STATED TASK => From the entries below, copy every line holding the word "Sjælland".

Figure record listings
--- BEGIN ---

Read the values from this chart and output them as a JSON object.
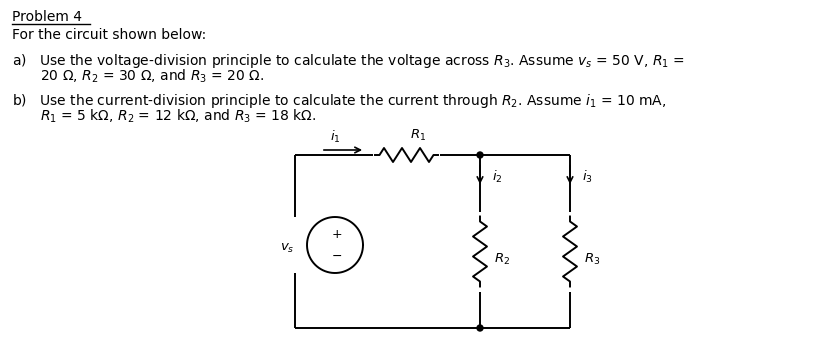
{
  "bg_color": "#ffffff",
  "text_color": "#000000",
  "font_size": 10.0,
  "title": "Problem 4",
  "line1": "For the circuit shown below:",
  "part_a": "a)   Use the voltage-division principle to calculate the voltage across $R_3$. Assume $v_s$ = 50 V, $R_1$ =",
  "part_a2": "     20 Ω, $R_2$ = 30 Ω, and $R_3$ = 20 Ω.",
  "part_b": "b)   Use the current-division principle to calculate the current through $R_2$. Assume $i_1$ = 10 mA,",
  "part_b2": "     $R_1$ = 5 kΩ, $R_2$ = 12 kΩ, and $R_3$ = 18 kΩ.",
  "lw": 1.4,
  "circ_lw": 1.4
}
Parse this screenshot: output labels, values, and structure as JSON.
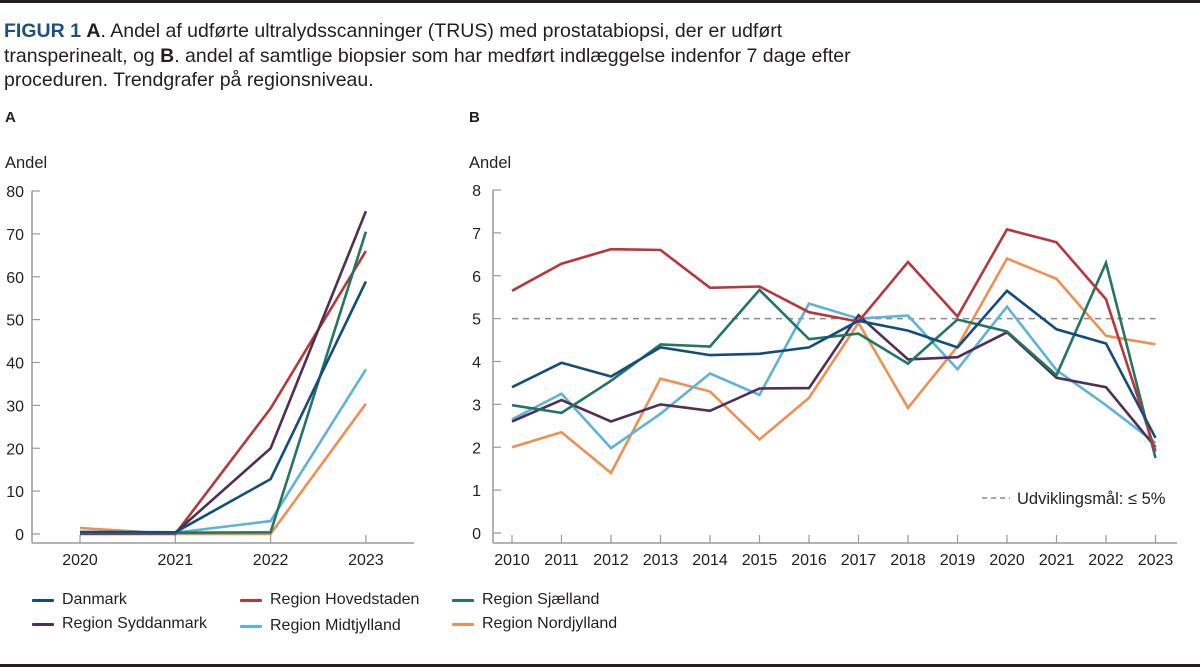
{
  "caption": {
    "figure_label": "FIGUR 1",
    "part_a": "A",
    "text_a": ". Andel af udførte ultralydsscanninger (TRUS) med prostatabiopsi, der er udført transperinealt, og ",
    "part_b": "B",
    "text_b": ". andel af samtlige biopsier som har medført indlæggelse indenfor 7 dage efter proceduren. Trendgrafer på regionsniveau."
  },
  "colors": {
    "Danmark": "#154c7e",
    "Region Hovedstaden": "#b8373a",
    "Region Sjælland": "#247561",
    "Region Syddanmark": "#4f2f55",
    "Region Midtjylland": "#5db3d8",
    "Region Nordjylland": "#ef8f52",
    "caption_accent": "#1c4f82",
    "goal_line": "#8a8a8a"
  },
  "legend": [
    {
      "name": "Danmark"
    },
    {
      "name": "Region Hovedstaden"
    },
    {
      "name": "Region Sjælland"
    },
    {
      "name": "Region Syddanmark"
    },
    {
      "name": "Region Midtjylland"
    },
    {
      "name": "Region Nordjylland"
    }
  ],
  "chart_data": [
    {
      "panel": "A",
      "type": "line",
      "title": "A",
      "xlabel": "",
      "ylabel": "Andel",
      "x": [
        "2020",
        "2021",
        "2022",
        "2023"
      ],
      "ylim": [
        0,
        80
      ],
      "yticks": [
        0,
        10,
        20,
        30,
        40,
        50,
        60,
        70,
        80
      ],
      "grid": false,
      "series": [
        {
          "name": "Region Nordjylland",
          "values": [
            1.4,
            0.0,
            0.0,
            30.4
          ]
        },
        {
          "name": "Region Midtjylland",
          "values": [
            0.3,
            0.3,
            3.0,
            38.4
          ]
        },
        {
          "name": "Region Hovedstaden",
          "values": [
            0.0,
            0.0,
            29.3,
            66.0
          ]
        },
        {
          "name": "Region Syddanmark",
          "values": [
            0.2,
            0.3,
            20.0,
            75.3
          ]
        },
        {
          "name": "Region Sjælland",
          "values": [
            0.3,
            0.3,
            0.4,
            70.5
          ]
        },
        {
          "name": "Danmark",
          "values": [
            0.5,
            0.4,
            12.8,
            58.9
          ]
        }
      ]
    },
    {
      "panel": "B",
      "type": "line",
      "title": "B",
      "xlabel": "",
      "ylabel": "Andel",
      "x": [
        "2010",
        "2011",
        "2012",
        "2013",
        "2014",
        "2015",
        "2016",
        "2017",
        "2018",
        "2019",
        "2020",
        "2021",
        "2022",
        "2023"
      ],
      "ylim": [
        0,
        8
      ],
      "yticks": [
        0,
        1,
        2,
        3,
        4,
        5,
        6,
        7,
        8
      ],
      "grid": false,
      "reference_line": {
        "value": 5,
        "style": "dashed",
        "label": "Udviklingsmål: ≤ 5%"
      },
      "series": [
        {
          "name": "Region Nordjylland",
          "values": [
            2.0,
            2.35,
            1.4,
            3.6,
            3.3,
            2.18,
            3.15,
            4.9,
            2.92,
            4.35,
            6.4,
            5.93,
            4.6,
            4.4
          ]
        },
        {
          "name": "Region Midtjylland",
          "values": [
            2.65,
            3.25,
            1.98,
            2.78,
            3.72,
            3.22,
            5.35,
            5.0,
            5.07,
            3.82,
            5.28,
            3.8,
            2.98,
            2.1
          ]
        },
        {
          "name": "Region Syddanmark",
          "values": [
            2.6,
            3.1,
            2.6,
            3.0,
            2.85,
            3.37,
            3.38,
            5.08,
            4.05,
            4.1,
            4.68,
            3.62,
            3.4,
            2.0
          ]
        },
        {
          "name": "Region Sjælland",
          "values": [
            2.98,
            2.8,
            3.55,
            4.4,
            4.35,
            5.67,
            4.52,
            4.65,
            3.95,
            4.98,
            4.7,
            3.68,
            6.3,
            1.75
          ]
        },
        {
          "name": "Region Hovedstaden",
          "values": [
            5.65,
            6.28,
            6.62,
            6.6,
            5.72,
            5.75,
            5.15,
            4.93,
            6.32,
            5.05,
            7.08,
            6.78,
            5.45,
            1.9
          ]
        },
        {
          "name": "Danmark",
          "values": [
            3.4,
            3.97,
            3.65,
            4.33,
            4.15,
            4.18,
            4.33,
            4.95,
            4.72,
            4.33,
            5.65,
            4.75,
            4.42,
            2.22
          ]
        }
      ]
    }
  ]
}
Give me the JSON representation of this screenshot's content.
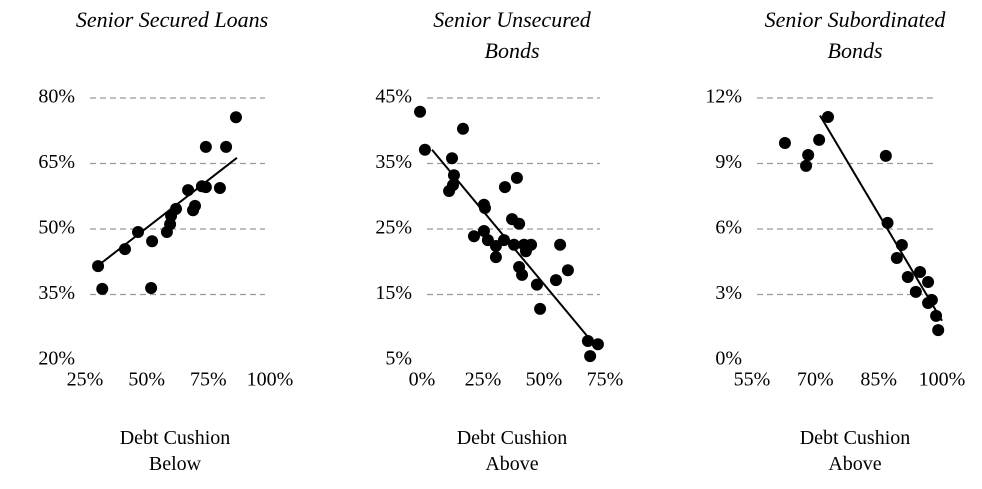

--- END ---

RESPONSE BELOW =>
    "Region Sjælland": "#247561",
      "name": "Region Sjælland"
          "name": "Region Sjælland",
          "name": "Region Sjælland",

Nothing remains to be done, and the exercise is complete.